### WHAT YOU WILL DO
Using the material that follows, identify and copy each line with the string "subtitle".

----------

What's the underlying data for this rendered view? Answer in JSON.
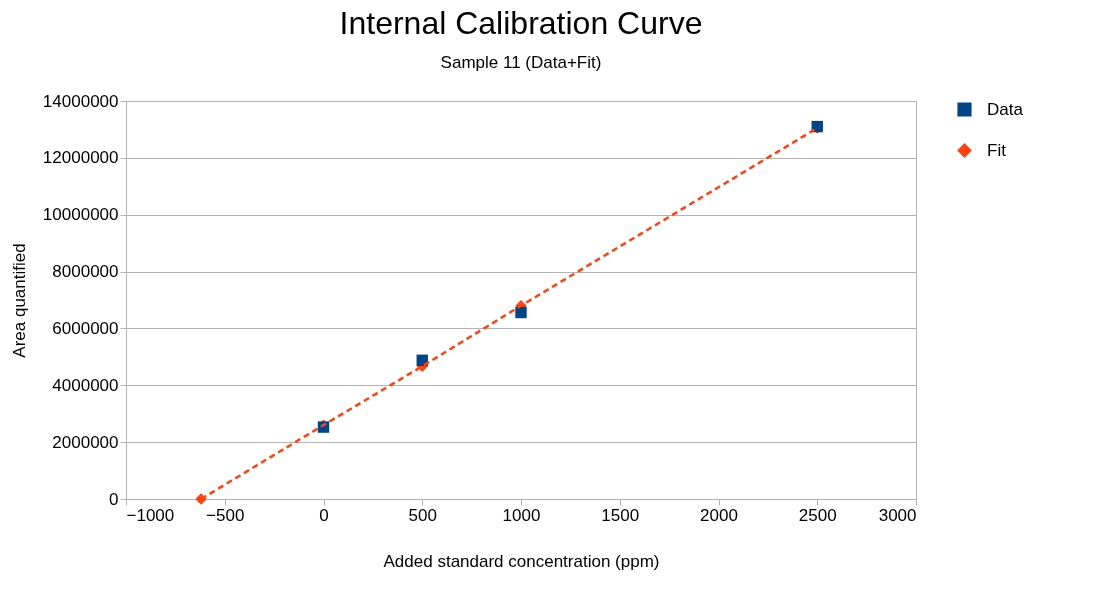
{
  "chart_data": {
    "type": "scatter",
    "title": "Internal Calibration Curve",
    "subtitle": "Sample 11 (Data+Fit)",
    "xlabel": "Added standard concentration (ppm)",
    "ylabel": "Area quantified",
    "series": [
      {
        "name": "Data",
        "type": "scatter",
        "color": "#004586",
        "marker": "square",
        "x": [
          0,
          500,
          1000,
          2500
        ],
        "values": [
          2530000,
          4880000,
          6560000,
          13100000
        ]
      },
      {
        "name": "Fit",
        "type": "line",
        "color": "#ff420e",
        "marker": "diamond",
        "line_style": "dashed",
        "x": [
          -620,
          0,
          500,
          1000,
          2500
        ],
        "values": [
          0,
          2600000,
          4670000,
          6800000,
          13050000
        ]
      }
    ],
    "xlim": [
      -1000,
      3000
    ],
    "xticks": [
      -1000,
      -500,
      0,
      500,
      1000,
      1500,
      2000,
      2500,
      3000
    ],
    "ylim": [
      0,
      14000000
    ],
    "yticks": [
      0,
      2000000,
      4000000,
      6000000,
      8000000,
      10000000,
      12000000,
      14000000
    ],
    "grid": "y",
    "legend": "right"
  }
}
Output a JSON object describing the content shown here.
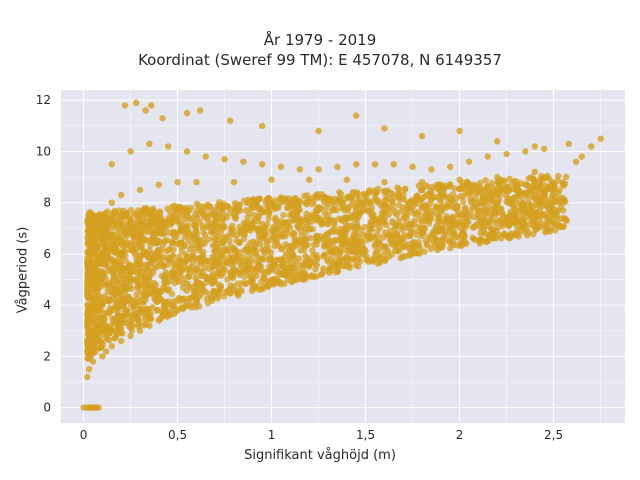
{
  "chart_data": {
    "type": "scatter",
    "title": "År 1979 - 2019",
    "subtitle": "Koordinat (Sweref 99 TM): E 457078, N 6149357",
    "xlabel": "Signifikant våghöjd (m)",
    "ylabel": "Vågperiod (s)",
    "xlim": [
      -0.12,
      2.88
    ],
    "ylim": [
      -0.6,
      12.4
    ],
    "x_ticks": [
      0,
      0.5,
      1,
      1.5,
      2,
      2.5
    ],
    "x_tick_labels": [
      "0",
      "0,5",
      "1",
      "1,5",
      "2",
      "2,5"
    ],
    "y_ticks": [
      0,
      2,
      4,
      6,
      8,
      10,
      12
    ],
    "y_tick_labels": [
      "0",
      "2",
      "4",
      "6",
      "8",
      "10",
      "12"
    ],
    "grid": true,
    "marker_color": "#d4a020",
    "plot_background": "#e5e5ef",
    "series": [
      {
        "x": [
          0.0,
          0.02,
          0.04,
          0.06,
          0.08,
          0.02,
          0.03,
          0.05,
          0.02,
          0.04,
          0.03,
          0.06,
          0.1,
          0.12,
          0.15,
          0.2,
          0.25,
          0.3,
          0.35,
          0.4,
          0.45,
          0.5,
          0.6,
          0.7,
          0.8,
          0.9,
          1.0,
          1.1,
          1.2,
          1.3,
          1.4,
          1.5,
          1.6,
          1.7,
          1.8,
          1.9,
          2.0,
          2.1,
          2.2,
          2.3,
          2.4,
          2.5,
          2.55,
          0.05,
          0.08,
          0.1,
          0.15,
          0.2,
          0.3,
          0.4,
          0.5,
          0.6,
          0.8,
          1.0,
          1.2,
          1.4,
          1.6,
          1.8,
          2.0,
          2.2,
          2.4,
          0.04,
          0.06,
          0.1,
          0.2,
          0.3,
          0.4,
          0.5,
          0.7,
          0.9,
          1.1,
          1.3,
          1.5,
          1.7,
          1.9,
          2.1,
          2.3,
          2.5,
          0.15,
          0.25,
          0.35,
          0.45,
          0.55,
          0.65,
          0.75,
          0.85,
          0.95,
          1.05,
          1.15,
          1.25,
          1.35,
          1.45,
          1.55,
          1.65,
          1.75,
          1.85,
          1.95,
          2.05,
          2.15,
          2.25,
          2.35,
          2.45,
          0.22,
          0.28,
          0.33,
          0.36,
          0.42,
          0.55,
          0.62,
          0.78,
          0.95,
          1.25,
          1.45,
          1.6,
          1.8,
          2.0,
          2.2,
          2.4,
          2.58,
          2.65,
          2.7,
          2.75,
          2.62,
          0.05,
          0.04,
          0.03,
          0.07
        ],
        "y": [
          0.0,
          0.0,
          0.0,
          0.0,
          0.0,
          1.2,
          1.5,
          1.8,
          2.5,
          3.0,
          3.5,
          4.0,
          2.0,
          2.2,
          2.4,
          2.6,
          2.8,
          3.0,
          3.2,
          3.4,
          3.6,
          3.8,
          4.1,
          4.4,
          4.6,
          4.8,
          5.0,
          5.3,
          5.5,
          5.7,
          5.9,
          6.1,
          6.3,
          6.5,
          6.8,
          7.0,
          7.2,
          7.5,
          7.8,
          8.0,
          8.3,
          8.5,
          8.8,
          6.5,
          7.0,
          7.5,
          8.0,
          8.3,
          8.5,
          8.7,
          8.8,
          8.8,
          8.8,
          8.9,
          8.9,
          8.9,
          8.8,
          8.8,
          8.9,
          9.0,
          9.2,
          5.0,
          5.5,
          6.0,
          6.5,
          7.0,
          7.2,
          7.4,
          7.6,
          7.8,
          8.0,
          8.1,
          8.2,
          8.3,
          8.3,
          8.4,
          8.5,
          8.7,
          9.5,
          10.0,
          10.3,
          10.2,
          10.0,
          9.8,
          9.7,
          9.6,
          9.5,
          9.4,
          9.3,
          9.3,
          9.4,
          9.5,
          9.5,
          9.5,
          9.4,
          9.3,
          9.4,
          9.6,
          9.8,
          9.9,
          10.0,
          10.1,
          11.8,
          11.9,
          11.6,
          11.8,
          11.3,
          11.5,
          11.6,
          11.2,
          11.0,
          10.8,
          11.4,
          10.9,
          10.6,
          10.8,
          10.4,
          10.2,
          10.3,
          9.8,
          10.2,
          10.5,
          9.6,
          0.0,
          0.0,
          0.0,
          0.0
        ]
      }
    ]
  }
}
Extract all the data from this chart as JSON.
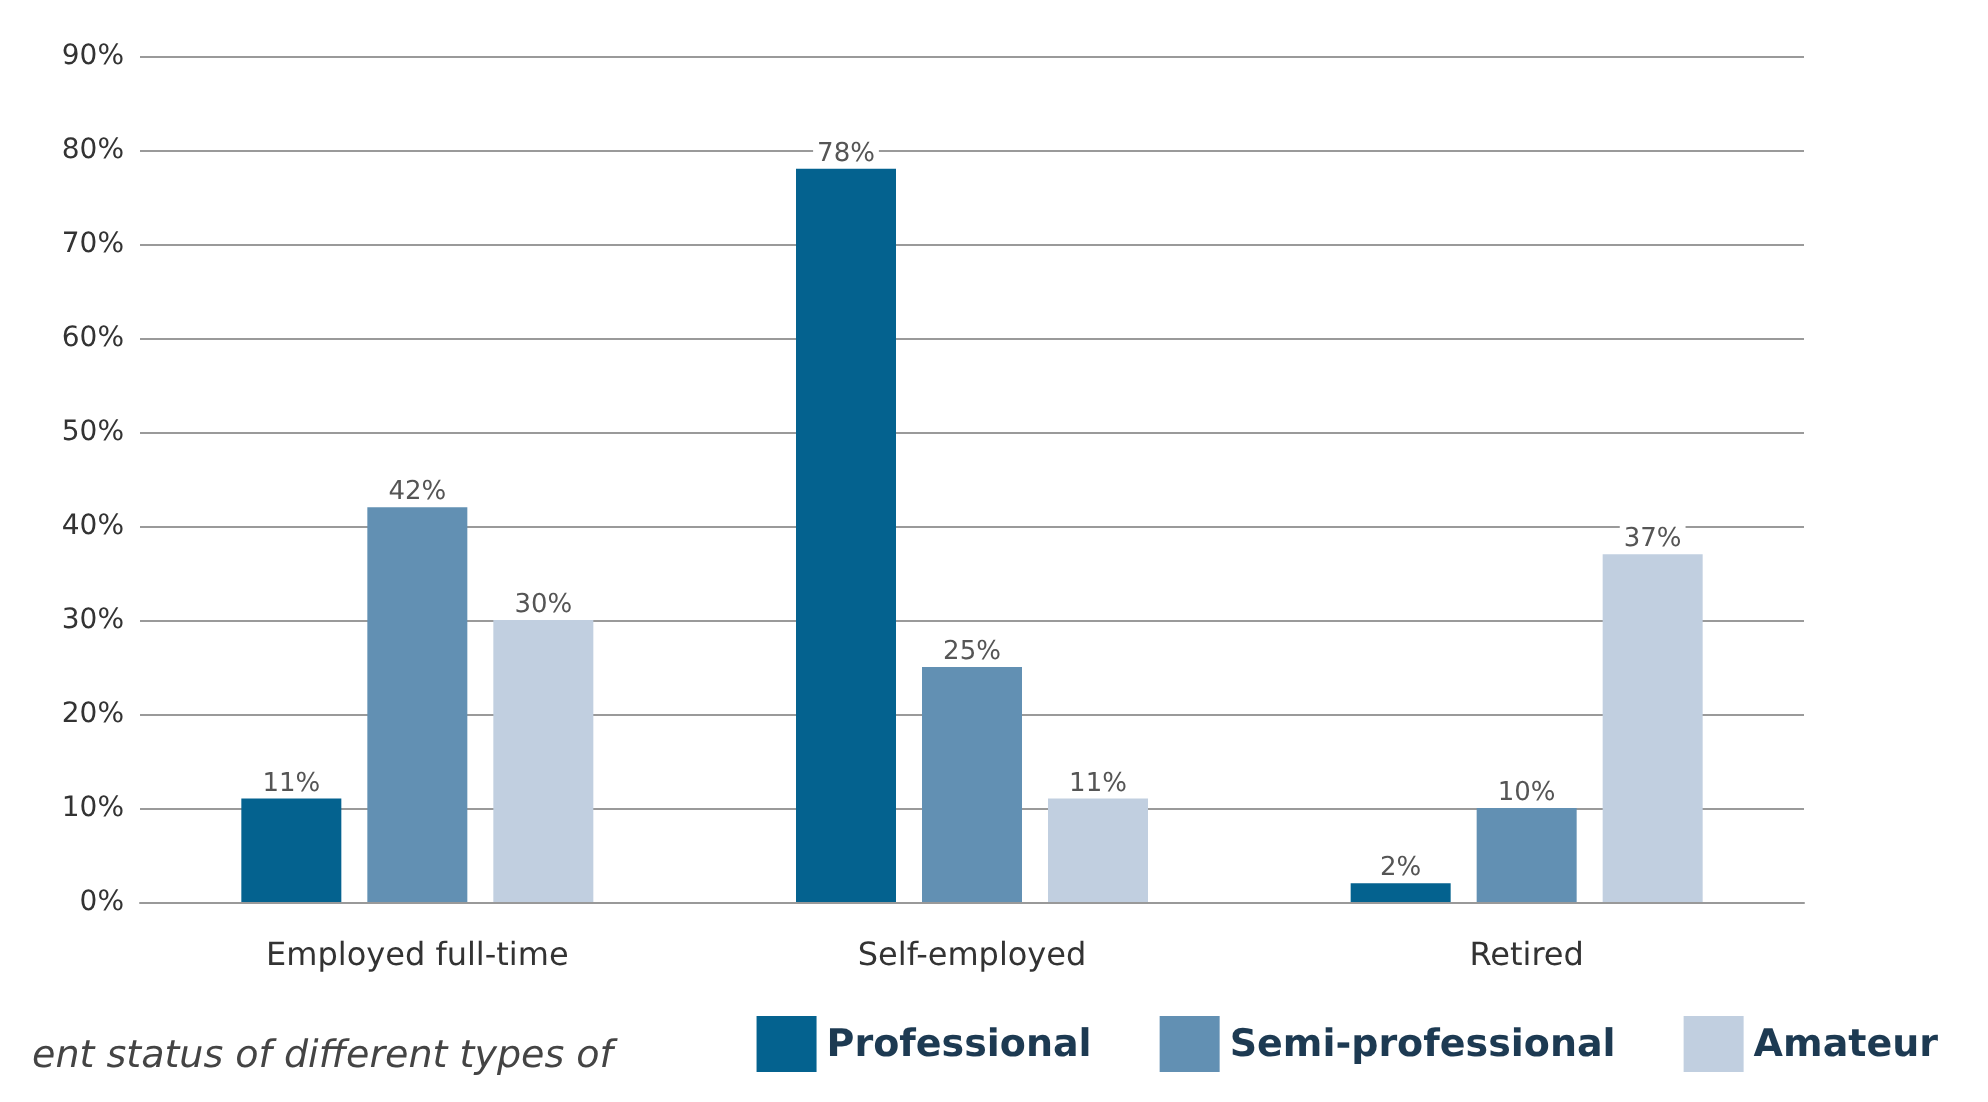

----------

### REPLY TO THE TASK
    "subtitle": "Sample 11 (Data+Fit)",
    "subtitle": "Koordinat (Sweref 99 TM): E 457078, N 6149357",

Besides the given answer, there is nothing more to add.